# DO THIS
Write the material out again in full, word for word. Do not include the pictures.

# EXCERPTED DATA
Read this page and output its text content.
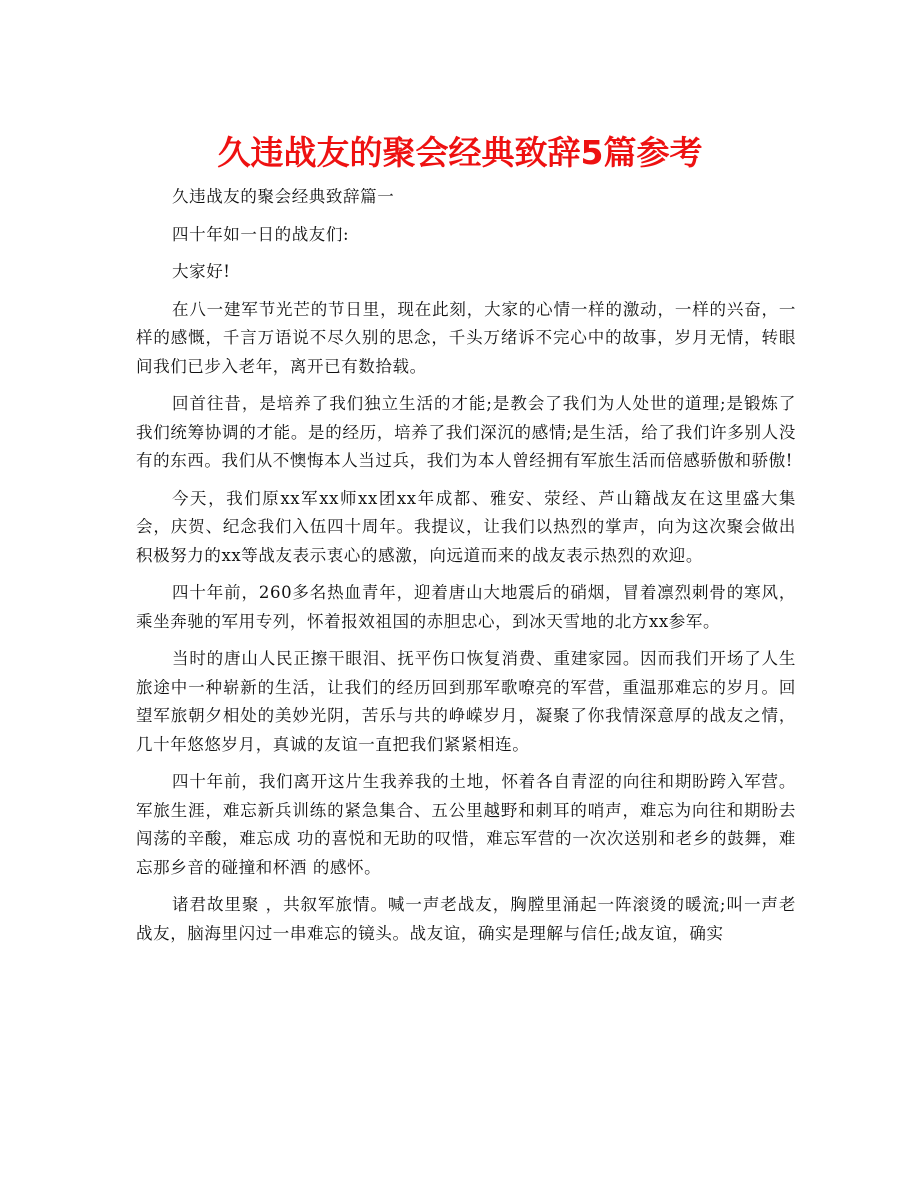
久违战友的聚会经典致辞5篇参考

久违战友的聚会经典致辞篇一

四十年如一日的战友们:

大家好!

在八一建军节光芒的节日里，现在此刻，大家的心情一样的激动，一样的兴奋，一样的感慨，千言万语说不尽久别的思念，千头万绪诉不完心中的故事，岁月无情，转眼间我们已步入老年，离开已有数拾载。

回首往昔，是培养了我们独立生活的才能;是教会了我们为人处世的道理;是锻炼了我们统筹协调的才能。是的经历，培养了我们深沉的感情;是生活，给了我们许多别人没有的东西。我们从不懊悔本人当过兵，我们为本人曾经拥有军旅生活而倍感骄傲和骄傲!

今天，我们原xx军xx师xx团xx年成都、雅安、荥经、芦山籍战友在这里盛大集会，庆贺、纪念我们入伍四十周年。我提议，让我们以热烈的掌声，向为这次聚会做出积极努力的xx等战友表示衷心的感激，向远道而来的战友表示热烈的欢迎。

四十年前，260多名热血青年，迎着唐山大地震后的硝烟，冒着凛烈刺骨的寒风，乘坐奔驰的军用专列，怀着报效祖国的赤胆忠心，到冰天雪地的北方xx参军。

当时的唐山人民正擦干眼泪、抚平伤口恢复消费、重建家园。因而我们开场了人生旅途中一种崭新的生活，让我们的经历回到那军歌嘹亮的军营，重温那难忘的岁月。回望军旅朝夕相处的美妙光阴，苦乐与共的峥嵘岁月，凝聚了你我情深意厚的战友之情，几十年悠悠岁月，真诚的友谊一直把我们紧紧相连。

四十年前，我们离开这片生我养我的土地，怀着各自青涩的向往和期盼跨入军营。军旅生涯，难忘新兵训练的紧急集合、五公里越野和刺耳的哨声，难忘为向往和期盼去闯荡的辛酸，难忘成 功的喜悦和无助的叹惜，难忘军营的一次次送别和老乡的鼓舞，难忘那乡音的碰撞和杯酒 的感怀。

诸君故里聚 ，共叙军旅情。喊一声老战友，胸膛里涌起一阵滚烫的暖流;叫一声老战友，脑海里闪过一串难忘的镜头。战友谊，确实是理解与信任;战友谊，确实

# SOLUTION FOR THIS EXERCISE
Read this page and output its text content.
久违战友的聚会经典致辞5篇参考

久违战友的聚会经典致辞篇一

四十年如一日的战友们:

大家好!

在八一建军节光芒的节日里，现在此刻，大家的心情一样的激动，一样的兴奋，一样的感慨，千言万语说不尽久别的思念，千头万绪诉不完心中的故事，岁月无情，转眼间我们已步入老年，离开已有数拾载。

回首往昔，是培养了我们独立生活的才能;是教会了我们为人处世的道理;是锻炼了我们统筹协调的才能。是的经历，培养了我们深沉的感情;是生活，给了我们许多别人没有的东西。我们从不懊悔本人当过兵，我们为本人曾经拥有军旅生活而倍感骄傲和骄傲!

今天，我们原xx军xx师xx团xx年成都、雅安、荥经、芦山籍战友在这里盛大集会，庆贺、纪念我们入伍四十周年。我提议，让我们以热烈的掌声，向为这次聚会做出积极努力的xx等战友表示衷心的感激，向远道而来的战友表示热烈的欢迎。

四十年前，260多名热血青年，迎着唐山大地震后的硝烟，冒着凛烈刺骨的寒风，乘坐奔驰的军用专列，怀着报效祖国的赤胆忠心，到冰天雪地的北方xx参军。

当时的唐山人民正擦干眼泪、抚平伤口恢复消费、重建家园。因而我们开场了人生旅途中一种崭新的生活，让我们的经历回到那军歌嘹亮的军营，重温那难忘的岁月。回望军旅朝夕相处的美妙光阴，苦乐与共的峥嵘岁月，凝聚了你我情深意厚的战友之情，几十年悠悠岁月，真诚的友谊一直把我们紧紧相连。

四十年前，我们离开这片生我养我的土地，怀着各自青涩的向往和期盼跨入军营。军旅生涯，难忘新兵训练的紧急集合、五公里越野和刺耳的哨声，难忘为向往和期盼去闯荡的辛酸，难忘成 功的喜悦和无助的叹惜，难忘军营的一次次送别和老乡的鼓舞，难忘那乡音的碰撞和杯酒 的感怀。

诸君故里聚 ，共叙军旅情。喊一声老战友，胸膛里涌起一阵滚烫的暖流;叫一声老战友，脑海里闪过一串难忘的镜头。战友谊，确实是理解与信任;战友谊，确实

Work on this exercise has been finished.